───── MATERIAL SHOWN

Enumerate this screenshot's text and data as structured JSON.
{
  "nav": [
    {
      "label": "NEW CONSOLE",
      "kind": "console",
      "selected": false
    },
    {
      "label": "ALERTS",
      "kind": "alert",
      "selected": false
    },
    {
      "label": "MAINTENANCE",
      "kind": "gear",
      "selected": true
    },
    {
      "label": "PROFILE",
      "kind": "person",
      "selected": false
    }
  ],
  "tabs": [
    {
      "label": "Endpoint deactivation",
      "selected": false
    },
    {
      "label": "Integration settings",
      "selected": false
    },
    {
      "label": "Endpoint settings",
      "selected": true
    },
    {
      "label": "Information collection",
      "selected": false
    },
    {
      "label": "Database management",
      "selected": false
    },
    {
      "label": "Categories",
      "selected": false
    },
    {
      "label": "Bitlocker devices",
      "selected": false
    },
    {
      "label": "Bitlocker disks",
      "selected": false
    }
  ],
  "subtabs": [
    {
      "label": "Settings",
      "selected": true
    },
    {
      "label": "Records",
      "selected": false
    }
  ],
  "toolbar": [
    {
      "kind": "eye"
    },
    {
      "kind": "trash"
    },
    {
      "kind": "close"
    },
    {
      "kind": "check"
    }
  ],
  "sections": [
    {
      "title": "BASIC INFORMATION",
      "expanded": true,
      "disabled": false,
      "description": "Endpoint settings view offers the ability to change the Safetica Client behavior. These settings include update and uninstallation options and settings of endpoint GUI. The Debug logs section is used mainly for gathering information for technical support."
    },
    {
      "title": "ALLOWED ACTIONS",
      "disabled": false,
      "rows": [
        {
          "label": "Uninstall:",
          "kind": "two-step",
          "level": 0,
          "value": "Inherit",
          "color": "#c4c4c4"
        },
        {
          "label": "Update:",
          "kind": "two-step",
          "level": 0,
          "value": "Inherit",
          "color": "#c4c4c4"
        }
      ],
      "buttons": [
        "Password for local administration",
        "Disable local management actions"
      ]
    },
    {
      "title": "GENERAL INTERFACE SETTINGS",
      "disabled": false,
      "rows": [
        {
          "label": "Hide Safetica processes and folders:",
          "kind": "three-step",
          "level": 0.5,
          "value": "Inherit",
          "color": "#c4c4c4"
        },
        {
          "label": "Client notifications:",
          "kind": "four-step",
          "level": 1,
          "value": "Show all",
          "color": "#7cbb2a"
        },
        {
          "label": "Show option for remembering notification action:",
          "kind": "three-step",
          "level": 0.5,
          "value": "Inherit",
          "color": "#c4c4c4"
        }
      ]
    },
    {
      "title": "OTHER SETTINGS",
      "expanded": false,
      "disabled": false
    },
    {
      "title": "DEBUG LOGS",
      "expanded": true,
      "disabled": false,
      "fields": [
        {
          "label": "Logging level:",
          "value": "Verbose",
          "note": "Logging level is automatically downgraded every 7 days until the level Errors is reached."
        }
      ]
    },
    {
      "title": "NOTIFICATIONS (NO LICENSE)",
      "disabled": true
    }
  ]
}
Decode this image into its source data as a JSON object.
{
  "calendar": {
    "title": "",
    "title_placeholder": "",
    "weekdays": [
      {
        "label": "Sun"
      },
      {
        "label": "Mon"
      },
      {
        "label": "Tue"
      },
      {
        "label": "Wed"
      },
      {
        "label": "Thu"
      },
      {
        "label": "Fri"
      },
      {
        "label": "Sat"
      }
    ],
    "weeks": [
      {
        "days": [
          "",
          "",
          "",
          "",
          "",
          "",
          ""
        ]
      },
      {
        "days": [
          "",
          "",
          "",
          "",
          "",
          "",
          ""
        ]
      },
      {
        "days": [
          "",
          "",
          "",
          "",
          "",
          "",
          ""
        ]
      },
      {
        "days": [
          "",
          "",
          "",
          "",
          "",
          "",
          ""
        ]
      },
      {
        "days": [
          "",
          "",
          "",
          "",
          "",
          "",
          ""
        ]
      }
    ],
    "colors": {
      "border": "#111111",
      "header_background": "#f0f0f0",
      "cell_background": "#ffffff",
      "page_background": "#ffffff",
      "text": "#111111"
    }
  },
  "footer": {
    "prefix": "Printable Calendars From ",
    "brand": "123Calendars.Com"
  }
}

──────────

> TASK OBJECTIVE:
Recopy the entries above in their entirety, exactly.

> THE RESPONSE:
Enumerate this screenshot's text and data as structured JSON.
{
  "nav": [
    {
      "label": "NEW CONSOLE",
      "kind": "console",
      "selected": false
    },
    {
      "label": "ALERTS",
      "kind": "alert",
      "selected": false
    },
    {
      "label": "MAINTENANCE",
      "kind": "gear",
      "selected": true
    },
    {
      "label": "PROFILE",
      "kind": "person",
      "selected": false
    }
  ],
  "tabs": [
    {
      "label": "Endpoint deactivation",
      "selected": false
    },
    {
      "label": "Integration settings",
      "selected": false
    },
    {
      "label": "Endpoint settings",
      "selected": true
    },
    {
      "label": "Information collection",
      "selected": false
    },
    {
      "label": "Database management",
      "selected": false
    },
    {
      "label": "Categories",
      "selected": false
    },
    {
      "label": "Bitlocker devices",
      "selected": false
    },
    {
      "label": "Bitlocker disks",
      "selected": false
    }
  ],
  "subtabs": [
    {
      "label": "Settings",
      "selected": true
    },
    {
      "label": "Records",
      "selected": false
    }
  ],
  "toolbar": [
    {
      "kind": "eye"
    },
    {
      "kind": "trash"
    },
    {
      "kind": "close"
    },
    {
      "kind": "check"
    }
  ],
  "sections": [
    {
      "title": "BASIC INFORMATION",
      "expanded": true,
      "disabled": false,
      "description": "Endpoint settings view offers the ability to change the Safetica Client behavior. These settings include update and uninstallation options and settings of endpoint GUI. The Debug logs section is used mainly for gathering information for technical support."
    },
    {
      "title": "ALLOWED ACTIONS",
      "disabled": false,
      "rows": [
        {
          "label": "Uninstall:",
          "kind": "two-step",
          "level": 0,
          "value": "Inherit",
          "color": "#c4c4c4"
        },
        {
          "label": "Update:",
          "kind": "two-step",
          "level": 0,
          "value": "Inherit",
          "color": "#c4c4c4"
        }
      ],
      "buttons": [
        "Password for local administration",
        "Disable local management actions"
      ]
    },
    {
      "title": "GENERAL INTERFACE SETTINGS",
      "disabled": false,
      "rows": [
        {
          "label": "Hide Safetica processes and folders:",
          "kind": "three-step",
          "level": 0.5,
          "value": "Inherit",
          "color": "#c4c4c4"
        },
        {
          "label": "Client notifications:",
          "kind": "four-step",
          "level": 1,
          "value": "Show all",
          "color": "#7cbb2a"
        },
        {
          "label": "Show option for remembering notification action:",
          "kind": "three-step",
          "level": 0.5,
          "value": "Inherit",
          "color": "#c4c4c4"
        }
      ]
    },
    {
      "title": "OTHER SETTINGS",
      "expanded": false,
      "disabled": false
    },
    {
      "title": "DEBUG LOGS",
      "expanded": true,
      "disabled": false,
      "fields": [
        {
          "label": "Logging level:",
          "value": "Verbose",
          "note": "Logging level is automatically downgraded every 7 days until the level Errors is reached."
        }
      ]
    },
    {
      "title": "NOTIFICATIONS (NO LICENSE)",
      "disabled": true
    }
  ]
}
Decode this image into its source data as a JSON object.
{
  "calendar": {
    "title": "",
    "title_placeholder": "",
    "weekdays": [
      {
        "label": "Sun"
      },
      {
        "label": "Mon"
      },
      {
        "label": "Tue"
      },
      {
        "label": "Wed"
      },
      {
        "label": "Thu"
      },
      {
        "label": "Fri"
      },
      {
        "label": "Sat"
      }
    ],
    "weeks": [
      {
        "days": [
          "",
          "",
          "",
          "",
          "",
          "",
          ""
        ]
      },
      {
        "days": [
          "",
          "",
          "",
          "",
          "",
          "",
          ""
        ]
      },
      {
        "days": [
          "",
          "",
          "",
          "",
          "",
          "",
          ""
        ]
      },
      {
        "days": [
          "",
          "",
          "",
          "",
          "",
          "",
          ""
        ]
      },
      {
        "days": [
          "",
          "",
          "",
          "",
          "",
          "",
          ""
        ]
      }
    ],
    "colors": {
      "border": "#111111",
      "header_background": "#f0f0f0",
      "cell_background": "#ffffff",
      "page_background": "#ffffff",
      "text": "#111111"
    }
  },
  "footer": {
    "prefix": "Printable Calendars From ",
    "brand": "123Calendars.Com"
  }
}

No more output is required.